■ Written problem
Take every line where the string "What" appears and copy it.

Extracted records
======

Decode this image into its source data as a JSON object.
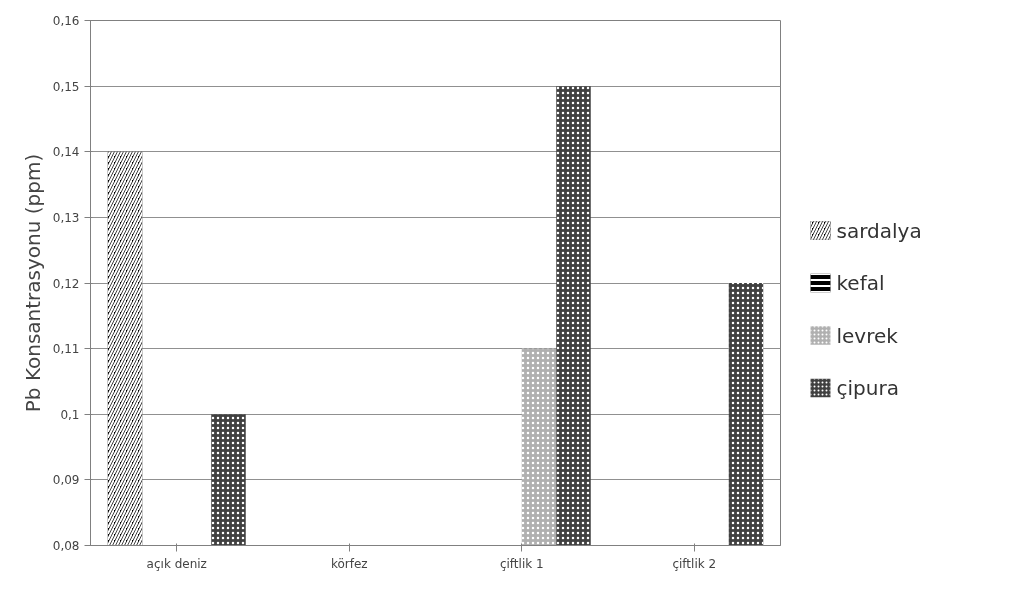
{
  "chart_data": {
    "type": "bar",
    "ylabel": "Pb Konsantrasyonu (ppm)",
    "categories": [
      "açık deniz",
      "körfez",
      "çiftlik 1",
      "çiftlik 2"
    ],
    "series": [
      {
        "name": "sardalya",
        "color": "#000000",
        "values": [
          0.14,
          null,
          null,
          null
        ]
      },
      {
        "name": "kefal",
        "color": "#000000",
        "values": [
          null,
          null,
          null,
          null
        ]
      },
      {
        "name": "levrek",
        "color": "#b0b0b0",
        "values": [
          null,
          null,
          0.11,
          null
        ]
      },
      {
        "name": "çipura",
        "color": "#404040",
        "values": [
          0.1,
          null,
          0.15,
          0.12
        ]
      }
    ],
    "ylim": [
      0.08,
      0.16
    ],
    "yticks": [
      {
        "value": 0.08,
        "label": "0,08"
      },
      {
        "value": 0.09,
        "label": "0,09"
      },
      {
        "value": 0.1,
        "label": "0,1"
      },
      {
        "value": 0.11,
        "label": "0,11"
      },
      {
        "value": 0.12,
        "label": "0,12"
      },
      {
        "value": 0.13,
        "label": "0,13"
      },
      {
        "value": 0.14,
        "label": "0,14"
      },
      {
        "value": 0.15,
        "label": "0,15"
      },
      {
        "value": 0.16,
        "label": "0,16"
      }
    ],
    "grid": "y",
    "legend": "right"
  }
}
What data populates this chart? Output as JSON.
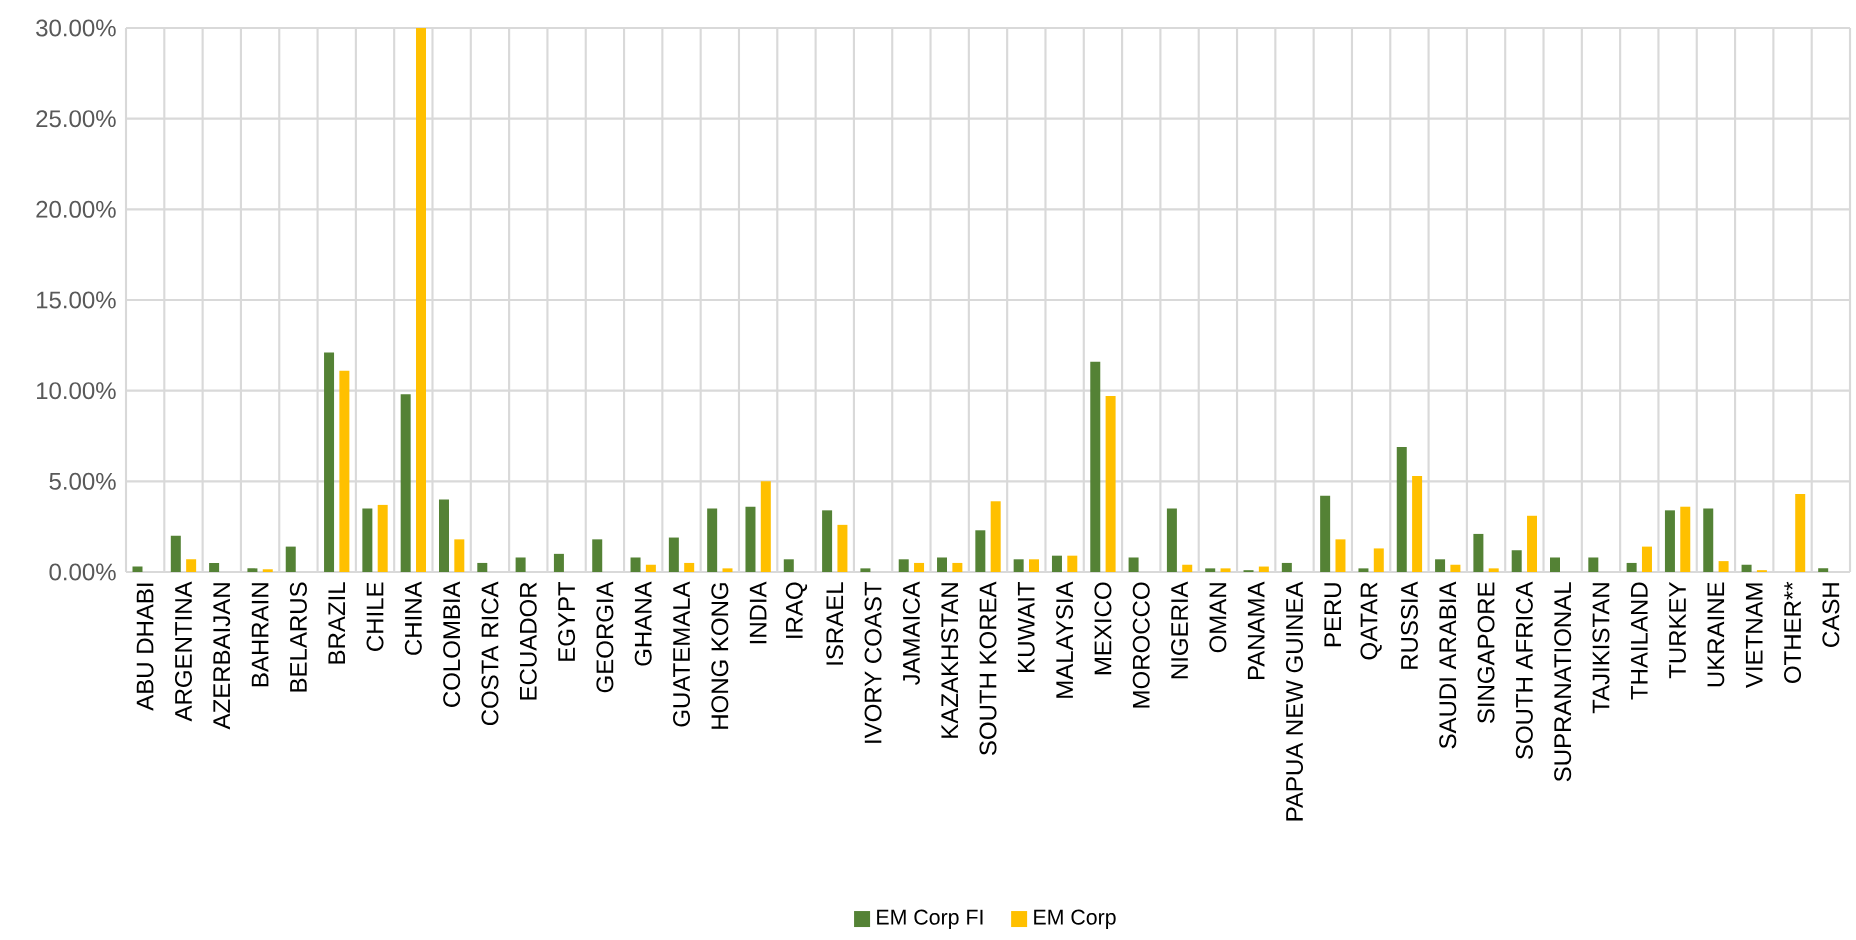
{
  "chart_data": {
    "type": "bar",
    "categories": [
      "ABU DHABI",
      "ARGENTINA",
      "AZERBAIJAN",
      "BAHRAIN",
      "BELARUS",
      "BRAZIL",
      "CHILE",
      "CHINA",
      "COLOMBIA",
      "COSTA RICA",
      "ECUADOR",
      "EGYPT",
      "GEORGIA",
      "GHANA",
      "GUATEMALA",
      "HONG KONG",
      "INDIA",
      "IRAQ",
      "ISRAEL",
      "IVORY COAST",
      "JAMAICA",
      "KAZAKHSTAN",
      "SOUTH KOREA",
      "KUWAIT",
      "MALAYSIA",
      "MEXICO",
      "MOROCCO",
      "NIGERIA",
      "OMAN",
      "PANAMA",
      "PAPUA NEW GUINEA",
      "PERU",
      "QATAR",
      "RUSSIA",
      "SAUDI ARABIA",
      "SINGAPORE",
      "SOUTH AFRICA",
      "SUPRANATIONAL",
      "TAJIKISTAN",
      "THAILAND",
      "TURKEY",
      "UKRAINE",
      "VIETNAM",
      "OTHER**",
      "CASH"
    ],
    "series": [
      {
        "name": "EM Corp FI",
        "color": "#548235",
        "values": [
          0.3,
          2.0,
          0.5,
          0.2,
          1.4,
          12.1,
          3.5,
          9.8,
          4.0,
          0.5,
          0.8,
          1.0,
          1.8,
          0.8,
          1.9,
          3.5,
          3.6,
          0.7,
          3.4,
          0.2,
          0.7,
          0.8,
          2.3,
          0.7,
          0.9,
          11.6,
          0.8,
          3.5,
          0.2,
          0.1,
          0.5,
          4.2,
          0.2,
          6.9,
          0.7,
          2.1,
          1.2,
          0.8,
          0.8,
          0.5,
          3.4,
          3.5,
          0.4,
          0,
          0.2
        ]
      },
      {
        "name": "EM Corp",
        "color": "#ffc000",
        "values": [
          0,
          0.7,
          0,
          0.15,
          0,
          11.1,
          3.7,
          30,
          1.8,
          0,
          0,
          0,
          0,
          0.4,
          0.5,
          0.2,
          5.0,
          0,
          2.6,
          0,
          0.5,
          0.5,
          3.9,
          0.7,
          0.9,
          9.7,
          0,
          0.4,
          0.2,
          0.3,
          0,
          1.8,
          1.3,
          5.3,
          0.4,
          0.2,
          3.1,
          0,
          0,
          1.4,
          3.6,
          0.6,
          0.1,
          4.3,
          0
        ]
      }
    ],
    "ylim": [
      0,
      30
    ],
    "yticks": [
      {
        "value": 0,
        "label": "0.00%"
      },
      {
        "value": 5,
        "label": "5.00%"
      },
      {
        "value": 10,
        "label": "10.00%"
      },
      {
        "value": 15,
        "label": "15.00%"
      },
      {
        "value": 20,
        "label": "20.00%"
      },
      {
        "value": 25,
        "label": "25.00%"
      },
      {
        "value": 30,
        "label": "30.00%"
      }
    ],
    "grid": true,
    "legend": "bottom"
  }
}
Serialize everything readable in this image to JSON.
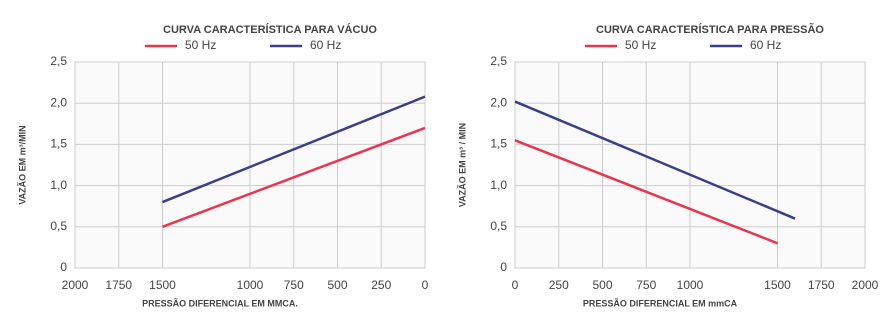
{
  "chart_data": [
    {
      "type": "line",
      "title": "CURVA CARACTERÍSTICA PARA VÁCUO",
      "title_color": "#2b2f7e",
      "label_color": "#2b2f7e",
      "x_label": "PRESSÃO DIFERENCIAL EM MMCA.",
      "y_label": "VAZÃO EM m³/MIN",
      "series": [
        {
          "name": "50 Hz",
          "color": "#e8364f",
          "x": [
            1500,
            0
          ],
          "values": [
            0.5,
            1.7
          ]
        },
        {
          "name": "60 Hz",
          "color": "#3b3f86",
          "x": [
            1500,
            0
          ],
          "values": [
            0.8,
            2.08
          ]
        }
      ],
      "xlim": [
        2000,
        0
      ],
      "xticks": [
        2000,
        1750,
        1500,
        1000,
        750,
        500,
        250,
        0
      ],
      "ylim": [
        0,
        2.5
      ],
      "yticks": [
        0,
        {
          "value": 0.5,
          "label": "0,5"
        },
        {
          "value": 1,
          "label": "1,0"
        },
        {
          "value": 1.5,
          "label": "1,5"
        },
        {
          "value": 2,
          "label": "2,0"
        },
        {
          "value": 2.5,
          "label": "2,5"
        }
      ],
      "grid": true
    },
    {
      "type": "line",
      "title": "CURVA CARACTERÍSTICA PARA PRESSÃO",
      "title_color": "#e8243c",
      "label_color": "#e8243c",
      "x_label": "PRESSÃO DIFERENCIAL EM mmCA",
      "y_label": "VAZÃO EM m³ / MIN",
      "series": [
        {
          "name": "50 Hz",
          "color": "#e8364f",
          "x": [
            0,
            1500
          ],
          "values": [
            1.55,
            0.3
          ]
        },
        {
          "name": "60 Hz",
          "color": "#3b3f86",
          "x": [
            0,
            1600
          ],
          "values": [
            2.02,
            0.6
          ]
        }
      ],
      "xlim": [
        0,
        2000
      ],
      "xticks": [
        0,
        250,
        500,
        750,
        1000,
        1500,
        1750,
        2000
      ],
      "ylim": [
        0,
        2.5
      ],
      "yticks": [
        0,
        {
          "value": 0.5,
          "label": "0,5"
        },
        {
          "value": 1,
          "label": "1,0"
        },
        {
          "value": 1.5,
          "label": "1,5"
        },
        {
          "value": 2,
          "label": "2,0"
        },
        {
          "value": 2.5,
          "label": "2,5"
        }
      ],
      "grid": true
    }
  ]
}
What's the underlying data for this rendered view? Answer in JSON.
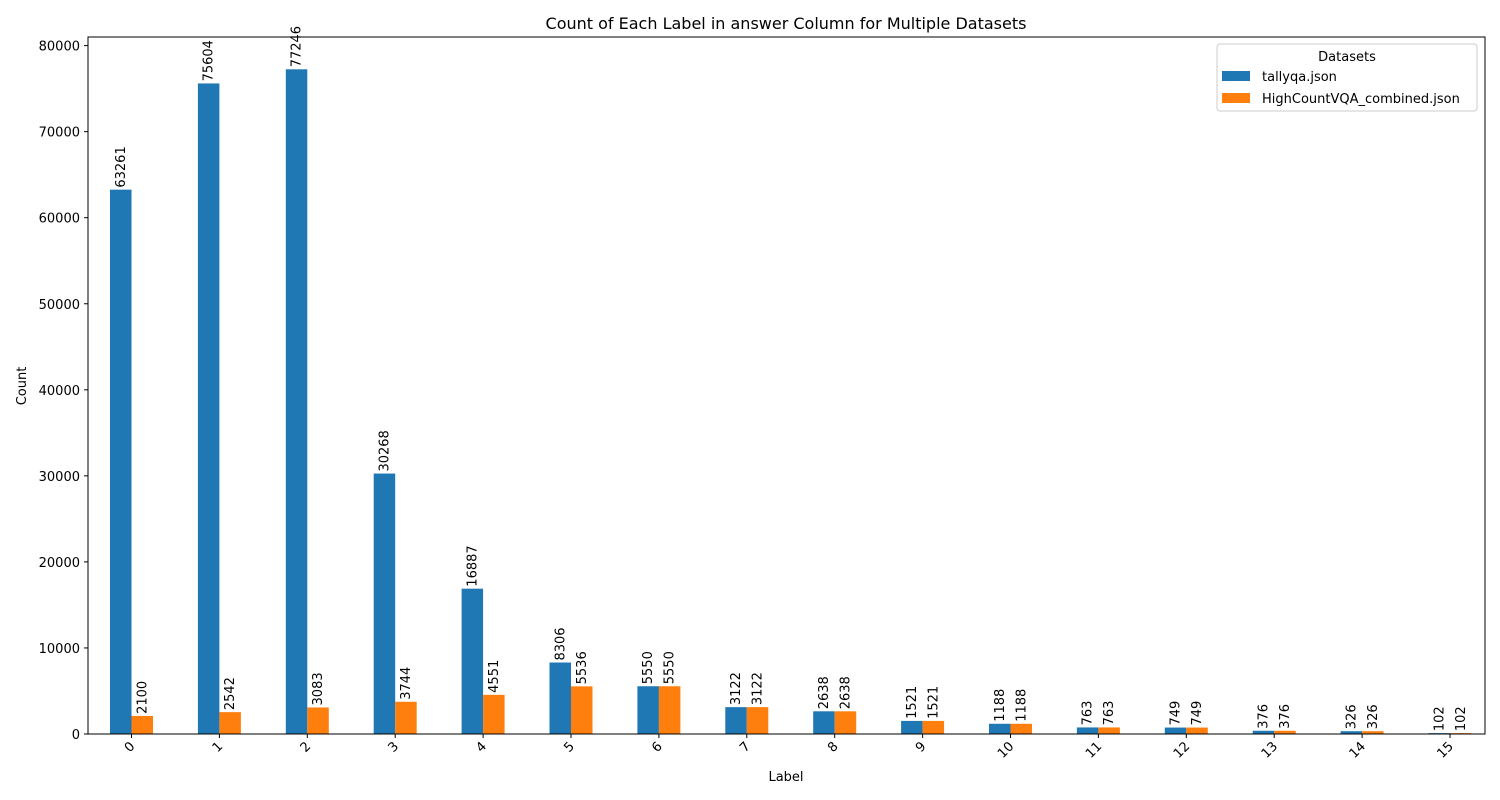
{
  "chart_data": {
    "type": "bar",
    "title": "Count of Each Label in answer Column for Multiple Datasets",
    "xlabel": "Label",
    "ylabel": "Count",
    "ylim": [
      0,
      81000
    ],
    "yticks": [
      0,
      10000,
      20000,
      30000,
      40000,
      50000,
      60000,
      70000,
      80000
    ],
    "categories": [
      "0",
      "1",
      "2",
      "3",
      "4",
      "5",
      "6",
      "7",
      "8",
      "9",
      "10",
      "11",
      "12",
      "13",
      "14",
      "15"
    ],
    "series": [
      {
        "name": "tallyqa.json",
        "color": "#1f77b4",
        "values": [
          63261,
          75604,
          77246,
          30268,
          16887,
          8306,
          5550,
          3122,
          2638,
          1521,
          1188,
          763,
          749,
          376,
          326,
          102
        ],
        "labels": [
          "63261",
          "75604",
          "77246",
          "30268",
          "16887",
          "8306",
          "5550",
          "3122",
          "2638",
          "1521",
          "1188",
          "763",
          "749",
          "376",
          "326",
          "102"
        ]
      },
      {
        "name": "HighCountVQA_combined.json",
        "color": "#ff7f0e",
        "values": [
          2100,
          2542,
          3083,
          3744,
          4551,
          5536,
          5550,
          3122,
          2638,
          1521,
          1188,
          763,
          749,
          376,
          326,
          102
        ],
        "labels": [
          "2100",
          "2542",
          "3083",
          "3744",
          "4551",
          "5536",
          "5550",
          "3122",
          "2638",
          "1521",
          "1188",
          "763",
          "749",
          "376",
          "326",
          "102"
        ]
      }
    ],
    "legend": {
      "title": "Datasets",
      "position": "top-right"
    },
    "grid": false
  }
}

======

■ Written solution
What data populates this chart? Output as JSON.
What's the underlying data for this rendered view? Answer in JSON.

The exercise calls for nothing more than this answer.